SUPPLIED PASSAGE
=== Section Start ===

Like Santa loading up his sleigh, four Indian Land Middle School students spent a day last week loading up two cars full of toys, toiletries and craft supplies bound for Levine Children's Hospital.
When they arrived at the hospital, eighth graders Abby Hancock, Brantley Smith, Alexis Little and Lindsay Johnson filled a rolling cart full of toys and took the from room-to-room, surprising patients with a special treat.
"It was so touching to bring a smile to their face," Little said.
Only four students were able to visit the hospital, but they represented dozens of students from Kim Tallent's leadership classes that worked throughout November raising donations for the hospital as part of a service learning project.
"The students really took the initiative on this," Tallent said.
The leadership class encouraged their peers to donate items for the Levine Children's Hospital by designing posters to display throughout the school. They also wrote and read announcements over the school's loud speaker, reminding the student body of the importance of donating to the children and families at the hospital.
Rachel Hunt, a seventh grader, designed flyers on her home computer which she distributed to mail boxes around her neighborhood. She was rewarded with a box full of donations, which she proudly contributed to the growing pile of gifts.

=== Section End ===

TASKS
**A)** In the article about the middle school's hospital toy drive, who designed flyers on her home computer and handed them out around her neighborhood?
**B)** Duplicate the stretch of the article about the middle school's hospital toy drive that begins with "Rachel Hunt, a" and ends with "pile of gifts.".
**C)** Pick up the article about the middle school's hospital toy drive where it stops, and keep writing it.

SUPPLIED RECORDS
=== Section Start ===

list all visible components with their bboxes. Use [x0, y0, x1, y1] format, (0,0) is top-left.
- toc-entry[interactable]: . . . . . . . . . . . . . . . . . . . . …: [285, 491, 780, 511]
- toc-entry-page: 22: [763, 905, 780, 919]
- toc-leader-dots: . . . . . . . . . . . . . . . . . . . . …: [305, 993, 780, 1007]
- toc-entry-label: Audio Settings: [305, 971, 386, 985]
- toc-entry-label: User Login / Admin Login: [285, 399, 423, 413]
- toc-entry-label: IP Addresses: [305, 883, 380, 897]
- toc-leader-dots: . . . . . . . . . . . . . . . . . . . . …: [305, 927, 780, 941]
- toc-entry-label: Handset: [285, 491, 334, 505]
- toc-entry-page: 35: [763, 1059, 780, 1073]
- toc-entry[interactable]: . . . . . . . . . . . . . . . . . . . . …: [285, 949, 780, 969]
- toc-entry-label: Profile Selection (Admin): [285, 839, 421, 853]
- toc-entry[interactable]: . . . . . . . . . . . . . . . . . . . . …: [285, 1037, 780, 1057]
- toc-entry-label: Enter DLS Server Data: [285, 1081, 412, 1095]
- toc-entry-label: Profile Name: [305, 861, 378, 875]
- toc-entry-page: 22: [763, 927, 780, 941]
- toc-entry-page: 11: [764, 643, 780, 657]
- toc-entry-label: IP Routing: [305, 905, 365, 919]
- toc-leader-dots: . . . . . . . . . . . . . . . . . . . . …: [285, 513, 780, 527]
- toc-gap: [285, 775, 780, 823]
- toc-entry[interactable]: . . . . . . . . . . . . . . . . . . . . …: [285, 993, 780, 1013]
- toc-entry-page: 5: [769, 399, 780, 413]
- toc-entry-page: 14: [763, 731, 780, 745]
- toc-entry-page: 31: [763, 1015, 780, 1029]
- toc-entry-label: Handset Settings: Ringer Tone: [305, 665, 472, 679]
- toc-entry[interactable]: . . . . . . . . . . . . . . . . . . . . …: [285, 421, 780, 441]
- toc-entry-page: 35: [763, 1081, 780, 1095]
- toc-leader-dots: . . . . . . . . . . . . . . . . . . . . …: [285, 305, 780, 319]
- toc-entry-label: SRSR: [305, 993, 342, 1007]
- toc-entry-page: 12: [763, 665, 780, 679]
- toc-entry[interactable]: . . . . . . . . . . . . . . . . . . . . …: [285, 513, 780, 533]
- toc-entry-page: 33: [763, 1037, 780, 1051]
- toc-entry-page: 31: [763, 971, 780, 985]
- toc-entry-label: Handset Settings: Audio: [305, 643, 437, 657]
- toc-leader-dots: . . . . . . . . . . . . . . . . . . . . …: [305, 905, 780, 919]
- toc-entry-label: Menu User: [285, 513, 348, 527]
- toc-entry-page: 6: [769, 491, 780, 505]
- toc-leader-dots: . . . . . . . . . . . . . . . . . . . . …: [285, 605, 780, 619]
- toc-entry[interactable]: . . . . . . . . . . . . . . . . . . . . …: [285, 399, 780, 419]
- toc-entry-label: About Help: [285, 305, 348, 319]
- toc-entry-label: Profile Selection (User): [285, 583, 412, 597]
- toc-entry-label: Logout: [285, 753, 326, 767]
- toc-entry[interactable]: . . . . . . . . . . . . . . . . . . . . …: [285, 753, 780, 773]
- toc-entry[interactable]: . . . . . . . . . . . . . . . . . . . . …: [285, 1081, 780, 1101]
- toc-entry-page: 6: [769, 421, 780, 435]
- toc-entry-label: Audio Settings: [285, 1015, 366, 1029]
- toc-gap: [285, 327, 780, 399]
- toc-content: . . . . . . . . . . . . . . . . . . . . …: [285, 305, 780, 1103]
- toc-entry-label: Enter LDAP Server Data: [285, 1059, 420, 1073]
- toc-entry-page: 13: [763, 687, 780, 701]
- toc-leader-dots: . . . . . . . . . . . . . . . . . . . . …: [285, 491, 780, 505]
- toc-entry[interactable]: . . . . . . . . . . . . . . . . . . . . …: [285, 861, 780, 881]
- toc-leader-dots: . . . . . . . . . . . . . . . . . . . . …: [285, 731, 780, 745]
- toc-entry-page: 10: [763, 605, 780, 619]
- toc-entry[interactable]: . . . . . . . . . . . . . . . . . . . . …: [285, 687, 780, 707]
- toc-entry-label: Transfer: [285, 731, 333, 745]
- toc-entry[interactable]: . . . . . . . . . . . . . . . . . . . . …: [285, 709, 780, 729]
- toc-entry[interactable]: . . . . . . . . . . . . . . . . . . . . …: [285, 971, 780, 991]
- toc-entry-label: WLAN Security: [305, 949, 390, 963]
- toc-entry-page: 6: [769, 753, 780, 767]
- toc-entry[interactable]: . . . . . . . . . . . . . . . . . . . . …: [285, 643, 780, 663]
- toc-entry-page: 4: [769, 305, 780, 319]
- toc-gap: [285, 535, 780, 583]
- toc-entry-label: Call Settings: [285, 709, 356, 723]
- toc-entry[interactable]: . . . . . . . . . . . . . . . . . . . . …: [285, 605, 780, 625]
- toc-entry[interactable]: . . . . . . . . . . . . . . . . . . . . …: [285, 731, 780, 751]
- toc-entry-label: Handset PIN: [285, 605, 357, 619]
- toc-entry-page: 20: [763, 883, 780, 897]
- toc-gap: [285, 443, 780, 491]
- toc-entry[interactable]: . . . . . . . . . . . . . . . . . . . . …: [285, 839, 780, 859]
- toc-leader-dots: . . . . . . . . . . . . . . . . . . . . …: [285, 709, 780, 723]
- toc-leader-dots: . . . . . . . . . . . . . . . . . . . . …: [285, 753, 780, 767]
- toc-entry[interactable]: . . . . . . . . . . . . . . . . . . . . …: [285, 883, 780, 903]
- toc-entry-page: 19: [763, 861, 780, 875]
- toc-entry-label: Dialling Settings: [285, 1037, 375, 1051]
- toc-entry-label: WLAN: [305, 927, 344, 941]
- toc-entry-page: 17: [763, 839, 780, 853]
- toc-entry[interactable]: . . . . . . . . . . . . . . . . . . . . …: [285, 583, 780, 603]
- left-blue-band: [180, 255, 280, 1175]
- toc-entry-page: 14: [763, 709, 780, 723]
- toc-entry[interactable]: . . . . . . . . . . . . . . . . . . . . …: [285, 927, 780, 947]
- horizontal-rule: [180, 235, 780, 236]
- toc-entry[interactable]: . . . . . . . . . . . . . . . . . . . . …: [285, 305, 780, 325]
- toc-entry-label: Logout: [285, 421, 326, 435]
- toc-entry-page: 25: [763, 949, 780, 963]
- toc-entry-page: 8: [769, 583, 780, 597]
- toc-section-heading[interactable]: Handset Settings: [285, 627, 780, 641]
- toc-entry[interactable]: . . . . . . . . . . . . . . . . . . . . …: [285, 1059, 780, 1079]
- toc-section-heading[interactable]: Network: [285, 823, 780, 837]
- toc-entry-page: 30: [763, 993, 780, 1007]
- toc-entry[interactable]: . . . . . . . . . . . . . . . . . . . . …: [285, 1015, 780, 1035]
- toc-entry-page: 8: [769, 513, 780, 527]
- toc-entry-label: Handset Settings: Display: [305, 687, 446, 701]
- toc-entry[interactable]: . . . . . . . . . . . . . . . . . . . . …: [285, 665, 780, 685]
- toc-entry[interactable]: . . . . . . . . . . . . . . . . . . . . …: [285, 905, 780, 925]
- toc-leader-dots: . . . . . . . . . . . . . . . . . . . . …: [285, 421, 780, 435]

=== Section End ===

ANSWERS
**A)** Rachel Hunt, a seventh grader.

**B)**
Rachel Hunt, a seventh grader, designed flyers on her home computer which she distributed to mail boxes around her neighborhood. She was rewarded with a box full of donations, which she proudly contributed to the growing pile of gifts.

**C)**
The students asked for toy donations, but they also requested toiletries after they learned that many of the parents at the hospital are there unexpectedly. Toiletries are a luxury that some of them have left behind at home.
All of the parents and patients the students encountered were appreciative, they said, but a 4-year-old recovering from surgery on her throat stood out from the rest of the patients. She hadn't spoken since the surgery, but after receiving a Barbie doll from the students, she uttered her first words.
"Thank you," she said.
"It was touching, but also inspirational," said Smith. "It shows you how if you give one thing it can really change someone's life."
Tallent's students hope to continue working with the Levine Children's Hospital, possibly raising donations for a project in the spring.
Each of the four students who visited the hospital says, emphatically, that they hope to return with more toys and treats.
"It makes you remember that you're so lucky," said Johnson.